* [Extracted records]:
■ ■ ■ ■ ■ ■ ■

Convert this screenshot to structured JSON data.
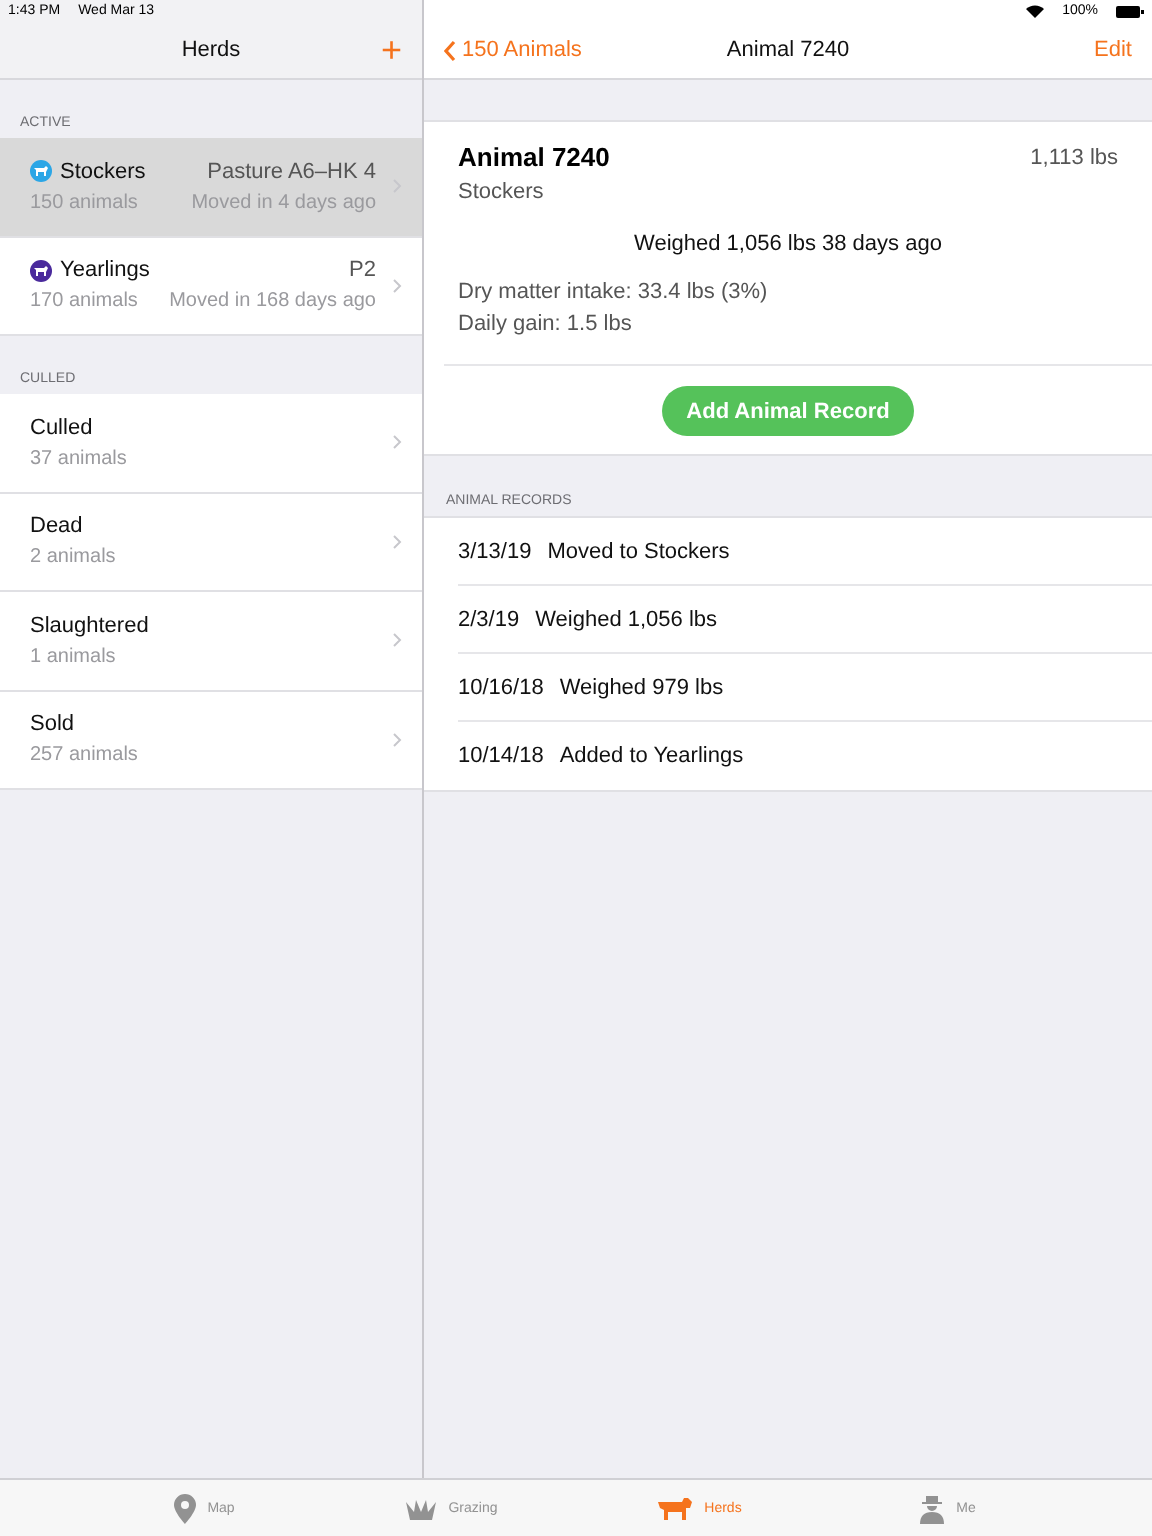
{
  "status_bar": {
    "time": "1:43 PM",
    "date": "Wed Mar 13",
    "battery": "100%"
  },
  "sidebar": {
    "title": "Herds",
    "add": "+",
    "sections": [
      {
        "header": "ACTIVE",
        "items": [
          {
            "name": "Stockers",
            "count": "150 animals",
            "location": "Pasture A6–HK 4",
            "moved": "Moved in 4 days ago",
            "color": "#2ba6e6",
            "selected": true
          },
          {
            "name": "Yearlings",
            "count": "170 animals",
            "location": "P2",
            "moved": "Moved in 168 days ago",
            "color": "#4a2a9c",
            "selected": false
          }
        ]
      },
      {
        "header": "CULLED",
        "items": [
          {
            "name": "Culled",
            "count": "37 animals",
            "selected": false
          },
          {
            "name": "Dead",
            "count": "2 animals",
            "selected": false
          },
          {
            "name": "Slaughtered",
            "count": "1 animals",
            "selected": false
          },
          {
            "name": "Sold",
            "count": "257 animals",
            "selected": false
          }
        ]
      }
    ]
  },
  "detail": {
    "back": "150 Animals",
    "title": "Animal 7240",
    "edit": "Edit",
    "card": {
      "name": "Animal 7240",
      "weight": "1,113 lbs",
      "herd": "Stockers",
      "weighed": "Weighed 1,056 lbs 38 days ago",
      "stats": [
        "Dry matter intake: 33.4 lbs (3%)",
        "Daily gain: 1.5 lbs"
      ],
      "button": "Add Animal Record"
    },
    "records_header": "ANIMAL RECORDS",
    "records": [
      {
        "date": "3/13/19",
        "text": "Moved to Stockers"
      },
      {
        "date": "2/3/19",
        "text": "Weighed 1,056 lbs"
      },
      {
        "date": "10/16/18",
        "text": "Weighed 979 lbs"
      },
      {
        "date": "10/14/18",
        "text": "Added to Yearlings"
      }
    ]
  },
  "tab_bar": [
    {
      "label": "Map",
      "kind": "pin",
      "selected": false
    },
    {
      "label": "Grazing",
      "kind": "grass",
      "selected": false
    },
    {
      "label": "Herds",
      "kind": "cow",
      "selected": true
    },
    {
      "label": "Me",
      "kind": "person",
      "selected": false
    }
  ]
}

■ ■ ■ ■ ■ ■ ■

* [Your task]: Give the data above again in full and unchanged, skipping the pictures.

* [Correct result]:
Convert this screenshot to structured JSON data.
{
  "status_bar": {
    "time": "1:43 PM",
    "date": "Wed Mar 13",
    "battery": "100%"
  },
  "sidebar": {
    "title": "Herds",
    "add": "+",
    "sections": [
      {
        "header": "ACTIVE",
        "items": [
          {
            "name": "Stockers",
            "count": "150 animals",
            "location": "Pasture A6–HK 4",
            "moved": "Moved in 4 days ago",
            "color": "#2ba6e6",
            "selected": true
          },
          {
            "name": "Yearlings",
            "count": "170 animals",
            "location": "P2",
            "moved": "Moved in 168 days ago",
            "color": "#4a2a9c",
            "selected": false
          }
        ]
      },
      {
        "header": "CULLED",
        "items": [
          {
            "name": "Culled",
            "count": "37 animals",
            "selected": false
          },
          {
            "name": "Dead",
            "count": "2 animals",
            "selected": false
          },
          {
            "name": "Slaughtered",
            "count": "1 animals",
            "selected": false
          },
          {
            "name": "Sold",
            "count": "257 animals",
            "selected": false
          }
        ]
      }
    ]
  },
  "detail": {
    "back": "150 Animals",
    "title": "Animal 7240",
    "edit": "Edit",
    "card": {
      "name": "Animal 7240",
      "weight": "1,113 lbs",
      "herd": "Stockers",
      "weighed": "Weighed 1,056 lbs 38 days ago",
      "stats": [
        "Dry matter intake: 33.4 lbs (3%)",
        "Daily gain: 1.5 lbs"
      ],
      "button": "Add Animal Record"
    },
    "records_header": "ANIMAL RECORDS",
    "records": [
      {
        "date": "3/13/19",
        "text": "Moved to Stockers"
      },
      {
        "date": "2/3/19",
        "text": "Weighed 1,056 lbs"
      },
      {
        "date": "10/16/18",
        "text": "Weighed 979 lbs"
      },
      {
        "date": "10/14/18",
        "text": "Added to Yearlings"
      }
    ]
  },
  "tab_bar": [
    {
      "label": "Map",
      "kind": "pin",
      "selected": false
    },
    {
      "label": "Grazing",
      "kind": "grass",
      "selected": false
    },
    {
      "label": "Herds",
      "kind": "cow",
      "selected": true
    },
    {
      "label": "Me",
      "kind": "person",
      "selected": false
    }
  ]
}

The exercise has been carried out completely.